Requirement:
Reproduce the records below exactly as they appear.

Materials provided:

— Start —

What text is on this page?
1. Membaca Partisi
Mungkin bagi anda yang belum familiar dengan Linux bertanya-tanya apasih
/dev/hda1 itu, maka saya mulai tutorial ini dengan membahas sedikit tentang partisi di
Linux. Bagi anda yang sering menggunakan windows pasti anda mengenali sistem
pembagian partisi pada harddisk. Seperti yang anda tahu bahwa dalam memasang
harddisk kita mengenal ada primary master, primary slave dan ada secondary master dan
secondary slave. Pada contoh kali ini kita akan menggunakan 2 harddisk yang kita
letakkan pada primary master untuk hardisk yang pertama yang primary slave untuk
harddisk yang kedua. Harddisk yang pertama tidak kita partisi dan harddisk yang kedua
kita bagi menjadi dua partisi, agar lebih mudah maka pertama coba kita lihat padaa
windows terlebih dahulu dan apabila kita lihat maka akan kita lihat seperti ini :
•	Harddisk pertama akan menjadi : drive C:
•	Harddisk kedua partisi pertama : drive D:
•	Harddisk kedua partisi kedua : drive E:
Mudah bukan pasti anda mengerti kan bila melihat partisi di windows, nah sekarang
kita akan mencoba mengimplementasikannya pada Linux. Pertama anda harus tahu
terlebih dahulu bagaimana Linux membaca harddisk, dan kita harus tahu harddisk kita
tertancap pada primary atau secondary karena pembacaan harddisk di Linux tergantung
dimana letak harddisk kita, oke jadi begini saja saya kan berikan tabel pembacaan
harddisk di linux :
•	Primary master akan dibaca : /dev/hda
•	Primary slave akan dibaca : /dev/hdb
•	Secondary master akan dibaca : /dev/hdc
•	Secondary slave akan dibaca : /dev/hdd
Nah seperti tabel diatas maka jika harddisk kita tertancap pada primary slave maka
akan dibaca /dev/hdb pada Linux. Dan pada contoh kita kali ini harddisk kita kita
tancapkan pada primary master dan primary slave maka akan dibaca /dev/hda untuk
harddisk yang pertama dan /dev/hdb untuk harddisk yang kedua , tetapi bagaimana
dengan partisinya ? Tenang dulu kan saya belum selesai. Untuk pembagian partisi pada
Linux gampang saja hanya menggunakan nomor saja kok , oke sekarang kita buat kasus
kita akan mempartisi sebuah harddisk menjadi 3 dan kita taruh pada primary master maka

— End —

Full answer:
What text is on this page?
1. Membaca Partisi
Mungkin bagi anda yang belum familiar dengan Linux bertanya-tanya apasih
/dev/hda1 itu, maka saya mulai tutorial ini dengan membahas sedikit tentang partisi di
Linux. Bagi anda yang sering menggunakan windows pasti anda mengenali sistem
pembagian partisi pada harddisk. Seperti yang anda tahu bahwa dalam memasang
harddisk kita mengenal ada primary master, primary slave dan ada secondary master dan
secondary slave. Pada contoh kali ini kita akan menggunakan 2 harddisk yang kita
letakkan pada primary master untuk hardisk yang pertama yang primary slave untuk
harddisk yang kedua. Harddisk yang pertama tidak kita partisi dan harddisk yang kedua
kita bagi menjadi dua partisi, agar lebih mudah maka pertama coba kita lihat padaa
windows terlebih dahulu dan apabila kita lihat maka akan kita lihat seperti ini :
•	Harddisk pertama akan menjadi : drive C:
•	Harddisk kedua partisi pertama : drive D:
•	Harddisk kedua partisi kedua : drive E:
Mudah bukan pasti anda mengerti kan bila melihat partisi di windows, nah sekarang
kita akan mencoba mengimplementasikannya pada Linux. Pertama anda harus tahu
terlebih dahulu bagaimana Linux membaca harddisk, dan kita harus tahu harddisk kita
tertancap pada primary atau secondary karena pembacaan harddisk di Linux tergantung
dimana letak harddisk kita, oke jadi begini saja saya kan berikan tabel pembacaan
harddisk di linux :
•	Primary master akan dibaca : /dev/hda
•	Primary slave akan dibaca : /dev/hdb
•	Secondary master akan dibaca : /dev/hdc
•	Secondary slave akan dibaca : /dev/hdd
Nah seperti tabel diatas maka jika harddisk kita tertancap pada primary slave maka
akan dibaca /dev/hdb pada Linux. Dan pada contoh kita kali ini harddisk kita kita
tancapkan pada primary master dan primary slave maka akan dibaca /dev/hda untuk
harddisk yang pertama dan /dev/hdb untuk harddisk yang kedua , tetapi bagaimana
dengan partisinya ? Tenang dulu kan saya belum selesai. Untuk pembagian partisi pada
Linux gampang saja hanya menggunakan nomor saja kok , oke sekarang kita buat kasus
kita akan mempartisi sebuah harddisk menjadi 3 dan kita taruh pada primary master maka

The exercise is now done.